[Source records]:
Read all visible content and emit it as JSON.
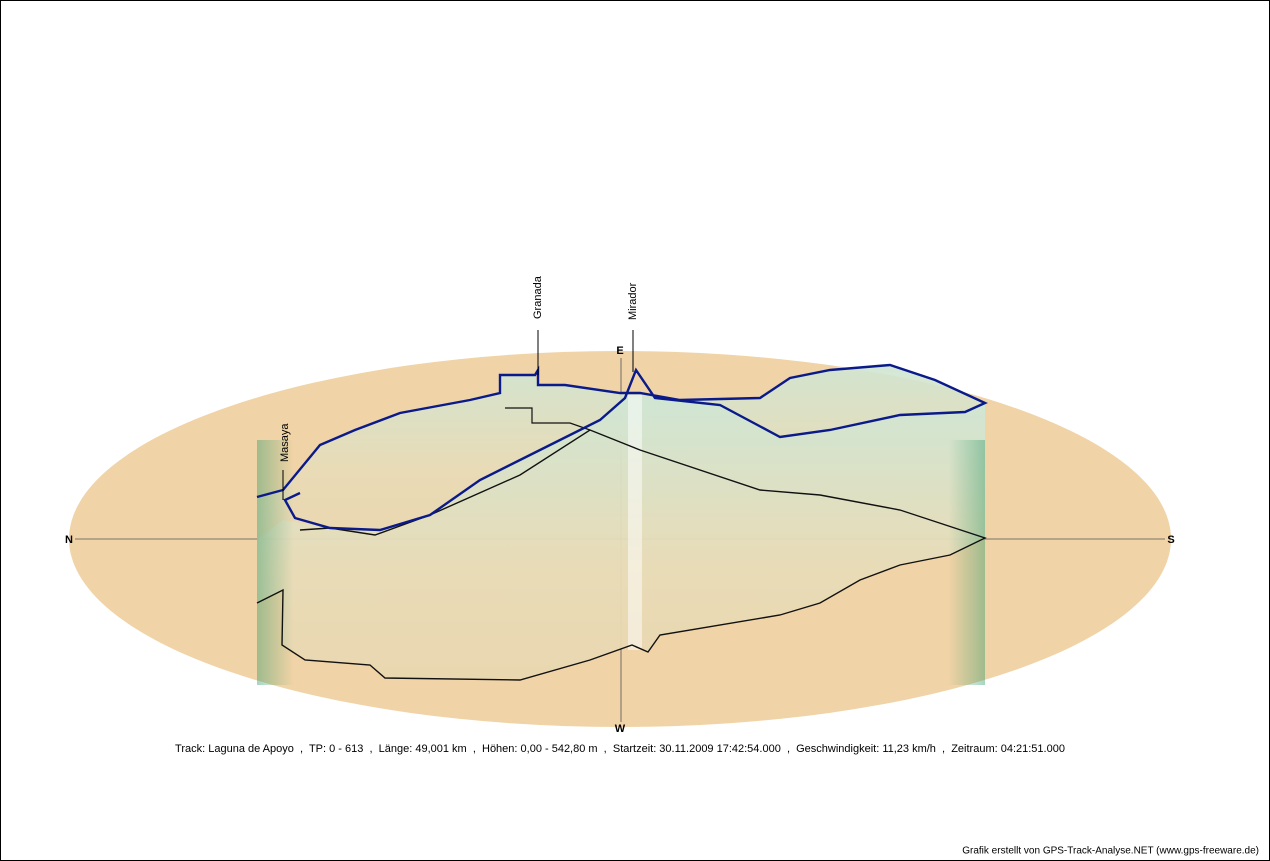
{
  "compass": {
    "north": "N",
    "south": "S",
    "east": "E",
    "west": "W"
  },
  "waypoints": [
    "Masaya",
    "Granada",
    "Mirador"
  ],
  "info": "Track: Laguna de Apoyo  ,  TP: 0 - 613  ,  Länge: 49,001 km  ,  Höhen: 0,00 - 542,80 m  ,  Startzeit: 30.11.2009 17:42:54.000  ,  Geschwindigkeit: 11,23 km/h  ,  Zeitraum: 04:21:51.000",
  "footer": "Grafik erstellt von GPS-Track-Analyse.NET (www.gps-freeware.de)"
}
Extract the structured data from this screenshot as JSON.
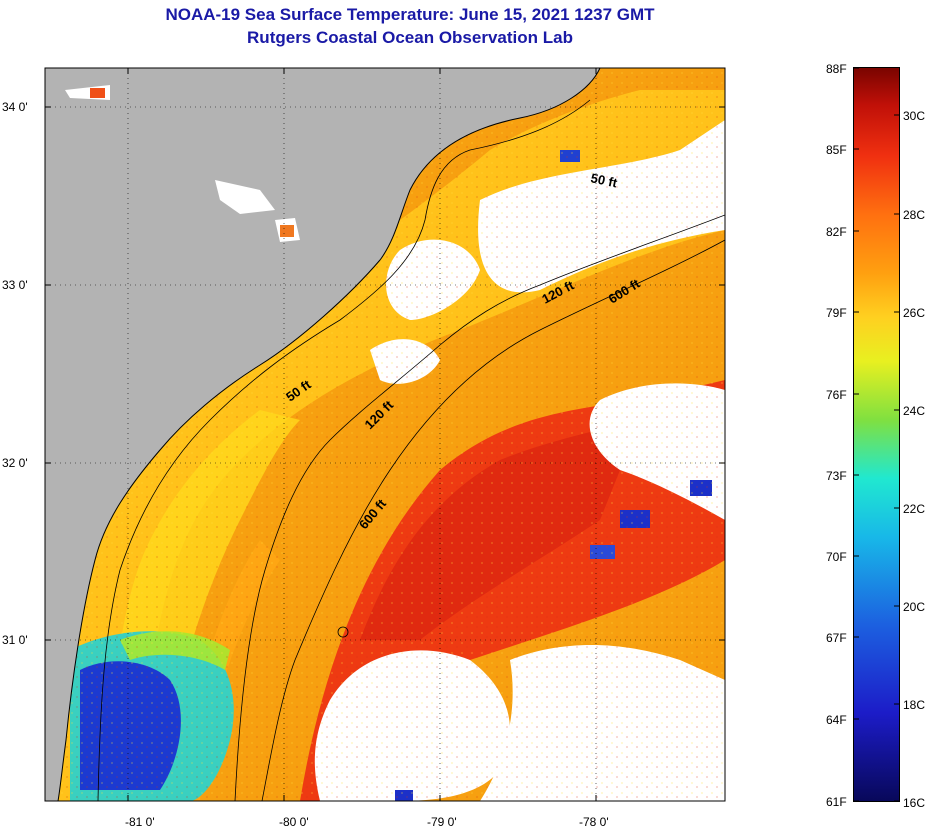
{
  "header": {
    "title": "NOAA-19 Sea Surface Temperature:  June 15, 2021 1237 GMT",
    "subtitle": "Rutgers Coastal Ocean Observation Lab"
  },
  "map": {
    "lon_labels": [
      "-81 0'",
      "-80 0'",
      "-79 0'",
      "-78 0'"
    ],
    "lat_labels": [
      "34 0'",
      "33 0'",
      "32 0'",
      "31 0'"
    ],
    "contour_labels": {
      "c50_north": "50 ft",
      "c50_south": "50 ft",
      "c120_north": "120 ft",
      "c120_south": "120 ft",
      "c600_north": "600 ft",
      "c600_south": "600 ft"
    },
    "colors": {
      "land": "#b3b3b3",
      "cloud": "#ffffff",
      "warm": "#f03010",
      "mid": "#ff9a10",
      "shelf": "#ffd020",
      "cool": "#1a30d0"
    }
  },
  "colorbar": {
    "fahrenheit": [
      "88F",
      "85F",
      "82F",
      "79F",
      "76F",
      "73F",
      "70F",
      "67F",
      "64F",
      "61F"
    ],
    "celsius": [
      "30C",
      "28C",
      "26C",
      "24C",
      "22C",
      "20C",
      "18C",
      "16C"
    ],
    "range_f": [
      61,
      88
    ],
    "range_c": [
      16,
      31.1
    ]
  }
}
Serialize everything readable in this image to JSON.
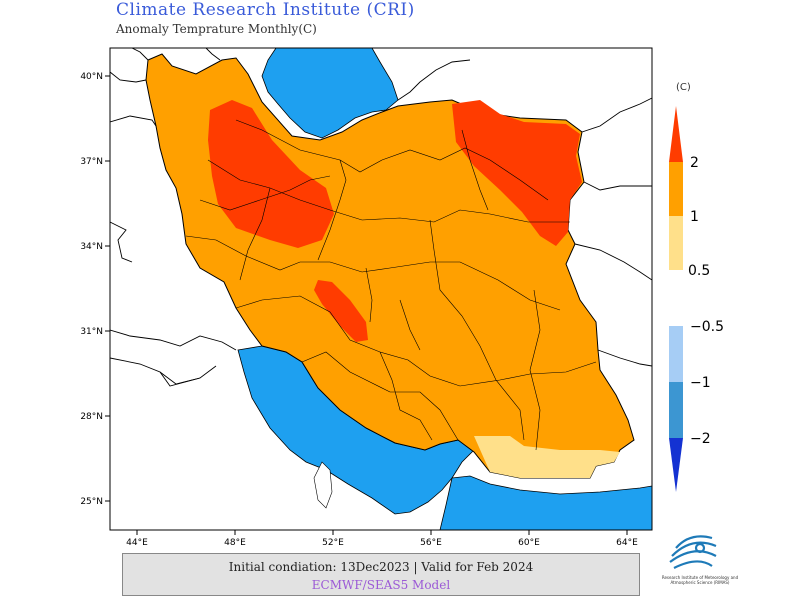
{
  "header": {
    "title": "Climate Research Institute (CRI)",
    "subtitle": "Anomaly Temprature Monthly(C)"
  },
  "map": {
    "lat_ticks": [
      "40°N",
      "37°N",
      "34°N",
      "31°N",
      "28°N",
      "25°N"
    ],
    "lon_ticks": [
      "44°E",
      "48°E",
      "52°E",
      "56°E",
      "60°E",
      "64°E"
    ],
    "colors": {
      "sea": "#1ea0f0",
      "land_outside": "#ffffff",
      "anom_05_1": "#ffe08a",
      "anom_1_2": "#ffa000",
      "anom_gt_2": "#ff3c00",
      "border": "#000000"
    }
  },
  "legend": {
    "unit": "(C)",
    "warm_labels": [
      "2",
      "1",
      "0.5"
    ],
    "cold_labels": [
      "−0.5",
      "−1",
      "−2"
    ],
    "warm_colors": [
      "#ff3c00",
      "#ffa000",
      "#ffe08a"
    ],
    "cold_colors": [
      "#a6cdf5",
      "#3c96d2",
      "#1432d2"
    ]
  },
  "footer": {
    "initial_condition": "Initial condiation: 13Dec2023 | Valid for Feb 2024",
    "model": "ECMWF/SEAS5 Model"
  },
  "logo": {
    "caption": "Research Institute of Meteorology and Atmospheric Science (RIMAS)"
  }
}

[Exercise goal]:
Each record above must be returned exactly as written, with its pictures omitted.

[Full response]:
Read all visible content and emit it as JSON.
{
  "compass": {
    "north": "N",
    "south": "S",
    "east": "E",
    "west": "W"
  },
  "waypoints": [
    "Masaya",
    "Granada",
    "Mirador"
  ],
  "info": "Track: Laguna de Apoyo  ,  TP: 0 - 613  ,  Länge: 49,001 km  ,  Höhen: 0,00 - 542,80 m  ,  Startzeit: 30.11.2009 17:42:54.000  ,  Geschwindigkeit: 11,23 km/h  ,  Zeitraum: 04:21:51.000",
  "footer": "Grafik erstellt von GPS-Track-Analyse.NET (www.gps-freeware.de)"
}
Extract the structured data from this screenshot as JSON.
{
  "header": {
    "title": "NOAA-19 Sea Surface Temperature:  June 15, 2021 1237 GMT",
    "subtitle": "Rutgers Coastal Ocean Observation Lab"
  },
  "map": {
    "lon_labels": [
      "-81 0'",
      "-80 0'",
      "-79 0'",
      "-78 0'"
    ],
    "lat_labels": [
      "34 0'",
      "33 0'",
      "32 0'",
      "31 0'"
    ],
    "contour_labels": {
      "c50_north": "50 ft",
      "c50_south": "50 ft",
      "c120_north": "120 ft",
      "c120_south": "120 ft",
      "c600_north": "600 ft",
      "c600_south": "600 ft"
    },
    "colors": {
      "land": "#b3b3b3",
      "cloud": "#ffffff",
      "warm": "#f03010",
      "mid": "#ff9a10",
      "shelf": "#ffd020",
      "cool": "#1a30d0"
    }
  },
  "colorbar": {
    "fahrenheit": [
      "88F",
      "85F",
      "82F",
      "79F",
      "76F",
      "73F",
      "70F",
      "67F",
      "64F",
      "61F"
    ],
    "celsius": [
      "30C",
      "28C",
      "26C",
      "24C",
      "22C",
      "20C",
      "18C",
      "16C"
    ],
    "range_f": [
      61,
      88
    ],
    "range_c": [
      16,
      31.1
    ]
  }
}
Serialize everything readable in this image to JSON.
{
  "header": {
    "title": "Climate Research Institute (CRI)",
    "subtitle": "Anomaly Temprature Monthly(C)"
  },
  "map": {
    "lat_ticks": [
      "40°N",
      "37°N",
      "34°N",
      "31°N",
      "28°N",
      "25°N"
    ],
    "lon_ticks": [
      "44°E",
      "48°E",
      "52°E",
      "56°E",
      "60°E",
      "64°E"
    ],
    "colors": {
      "sea": "#1ea0f0",
      "land_outside": "#ffffff",
      "anom_05_1": "#ffe08a",
      "anom_1_2": "#ffa000",
      "anom_gt_2": "#ff3c00",
      "border": "#000000"
    }
  },
  "legend": {
    "unit": "(C)",
    "warm_labels": [
      "2",
      "1",
      "0.5"
    ],
    "cold_labels": [
      "−0.5",
      "−1",
      "−2"
    ],
    "warm_colors": [
      "#ff3c00",
      "#ffa000",
      "#ffe08a"
    ],
    "cold_colors": [
      "#a6cdf5",
      "#3c96d2",
      "#1432d2"
    ]
  },
  "footer": {
    "initial_condition": "Initial condiation: 13Dec2023 | Valid for Feb 2024",
    "model": "ECMWF/SEAS5 Model"
  },
  "logo": {
    "caption": "Research Institute of Meteorology and Atmospheric Science (RIMAS)"
  }
}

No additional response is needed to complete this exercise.